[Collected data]
= = =

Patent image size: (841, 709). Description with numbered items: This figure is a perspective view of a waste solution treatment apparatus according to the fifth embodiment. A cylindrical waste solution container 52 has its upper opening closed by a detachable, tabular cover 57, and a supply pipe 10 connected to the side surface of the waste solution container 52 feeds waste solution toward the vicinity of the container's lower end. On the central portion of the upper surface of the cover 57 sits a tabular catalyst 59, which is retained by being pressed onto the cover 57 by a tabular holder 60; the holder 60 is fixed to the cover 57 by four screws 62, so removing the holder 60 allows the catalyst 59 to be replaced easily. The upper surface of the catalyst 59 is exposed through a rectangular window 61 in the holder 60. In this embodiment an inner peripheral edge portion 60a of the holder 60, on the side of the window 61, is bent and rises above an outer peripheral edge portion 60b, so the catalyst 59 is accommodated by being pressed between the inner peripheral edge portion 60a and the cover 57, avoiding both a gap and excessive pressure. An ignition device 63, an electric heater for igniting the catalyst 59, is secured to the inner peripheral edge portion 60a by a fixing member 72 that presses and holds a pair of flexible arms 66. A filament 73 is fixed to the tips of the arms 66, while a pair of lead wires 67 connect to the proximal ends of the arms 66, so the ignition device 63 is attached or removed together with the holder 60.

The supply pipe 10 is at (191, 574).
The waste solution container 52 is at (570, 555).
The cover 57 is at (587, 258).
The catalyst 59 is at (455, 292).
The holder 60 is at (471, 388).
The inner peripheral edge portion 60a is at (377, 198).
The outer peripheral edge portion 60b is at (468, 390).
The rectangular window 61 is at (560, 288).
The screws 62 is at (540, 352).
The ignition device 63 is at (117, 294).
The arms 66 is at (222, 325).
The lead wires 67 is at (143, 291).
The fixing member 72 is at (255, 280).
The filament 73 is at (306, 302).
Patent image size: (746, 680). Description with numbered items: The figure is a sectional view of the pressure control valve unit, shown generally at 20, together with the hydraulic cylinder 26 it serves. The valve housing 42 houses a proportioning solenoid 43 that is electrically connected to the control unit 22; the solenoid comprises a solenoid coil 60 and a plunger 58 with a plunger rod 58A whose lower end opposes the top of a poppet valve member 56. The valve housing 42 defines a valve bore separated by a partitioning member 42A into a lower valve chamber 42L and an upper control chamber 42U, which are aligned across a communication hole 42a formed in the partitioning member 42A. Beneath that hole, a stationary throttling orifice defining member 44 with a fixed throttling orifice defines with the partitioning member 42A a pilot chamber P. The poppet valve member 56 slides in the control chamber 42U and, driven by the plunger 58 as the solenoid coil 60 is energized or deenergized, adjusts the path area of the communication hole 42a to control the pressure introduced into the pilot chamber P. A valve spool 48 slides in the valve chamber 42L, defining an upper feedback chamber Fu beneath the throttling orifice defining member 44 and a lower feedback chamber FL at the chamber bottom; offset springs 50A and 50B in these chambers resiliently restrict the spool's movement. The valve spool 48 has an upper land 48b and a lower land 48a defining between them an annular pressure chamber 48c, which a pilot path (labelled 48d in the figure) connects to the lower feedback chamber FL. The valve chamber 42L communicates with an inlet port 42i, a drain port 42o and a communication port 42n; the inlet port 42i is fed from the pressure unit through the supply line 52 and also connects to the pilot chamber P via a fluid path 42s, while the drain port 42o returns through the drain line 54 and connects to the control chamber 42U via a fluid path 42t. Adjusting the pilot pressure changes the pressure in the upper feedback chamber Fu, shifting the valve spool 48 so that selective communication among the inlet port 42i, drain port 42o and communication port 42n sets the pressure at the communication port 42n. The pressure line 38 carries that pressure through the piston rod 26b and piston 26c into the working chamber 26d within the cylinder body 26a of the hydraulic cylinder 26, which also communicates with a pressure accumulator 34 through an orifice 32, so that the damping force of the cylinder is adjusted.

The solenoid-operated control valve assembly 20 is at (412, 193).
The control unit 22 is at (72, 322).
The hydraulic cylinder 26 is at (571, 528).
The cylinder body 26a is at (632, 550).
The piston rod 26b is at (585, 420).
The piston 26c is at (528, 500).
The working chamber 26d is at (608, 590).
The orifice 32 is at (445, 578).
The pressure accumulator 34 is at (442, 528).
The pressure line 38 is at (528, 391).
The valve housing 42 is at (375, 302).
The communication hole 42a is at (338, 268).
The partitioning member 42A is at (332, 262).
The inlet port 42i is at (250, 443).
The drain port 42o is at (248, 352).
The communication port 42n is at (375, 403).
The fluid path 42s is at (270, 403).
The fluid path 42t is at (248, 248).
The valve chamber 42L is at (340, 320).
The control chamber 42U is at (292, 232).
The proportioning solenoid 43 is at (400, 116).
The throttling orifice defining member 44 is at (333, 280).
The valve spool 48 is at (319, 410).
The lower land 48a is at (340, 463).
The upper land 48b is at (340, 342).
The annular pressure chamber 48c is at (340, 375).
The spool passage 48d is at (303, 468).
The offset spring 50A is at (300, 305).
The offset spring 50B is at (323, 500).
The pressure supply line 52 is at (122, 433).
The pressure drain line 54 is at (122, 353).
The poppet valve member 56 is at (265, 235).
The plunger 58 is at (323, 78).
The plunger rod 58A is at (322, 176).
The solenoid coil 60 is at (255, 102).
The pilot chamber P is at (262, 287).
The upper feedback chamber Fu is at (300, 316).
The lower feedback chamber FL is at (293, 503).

= = =

Exercise task: Could you rewrite the rows, from the first line through the line with "The holder 60 is at (471, 388).", as a Markdown table with the columns No. and Line, numbering each line and leaving out blank lines?

Result of this task:
| No. | Line |
|---|---|
| 1 | Patent image size: (841, 709). Description with numbered items: This figure is a perspective view of a waste solution treatment apparatus according to the fifth embodiment. A cylindrical waste solution container 52 has its upper opening closed by a detachable, tabular cover 57, and a supply pipe 10 connected to the side surface of the waste solution container 52 feeds waste solution toward the vicinity of the container's lower end. On the central portion of the upper surface of the cover 57 sits a tabular catalyst 59, which is retained by being pressed onto the cover 57 by a tabular holder 60; the holder 60 is fixed to the cover 57 by four screws 62, so removing the holder 60 allows the catalyst 59 to be replaced easily. The upper surface of the catalyst 59 is exposed through a rectangular window 61 in the holder 60. In this embodiment an inner peripheral edge portion 60a of the holder 60, on the side of the window 61, is bent and rises above an outer peripheral edge portion 60b, so the catalyst 59 is accommodated by being pressed between the inner peripheral edge portion 60a and the cover 57, avoiding both a gap and excessive pressure. An ignition device 63, an electric heater for igniting the catalyst 59, is secured to the inner peripheral edge portion 60a by a fixing member 72 that presses and holds a pair of flexible arms 66. A filament 73 is fixed to the tips of the arms 66, while a pair of lead wires 67 connect to the proximal ends of the arms 66, so the ignition device 63 is attached or removed together with the holder 60. |
| 2 | The supply pipe 10 is at (191, 574). |
| 3 | The waste solution container 52 is at (570, 555). |
| 4 | The cover 57 is at (587, 258). |
| 5 | The catalyst 59 is at (455, 292). |
| 6 | The holder 60 is at (471, 388). |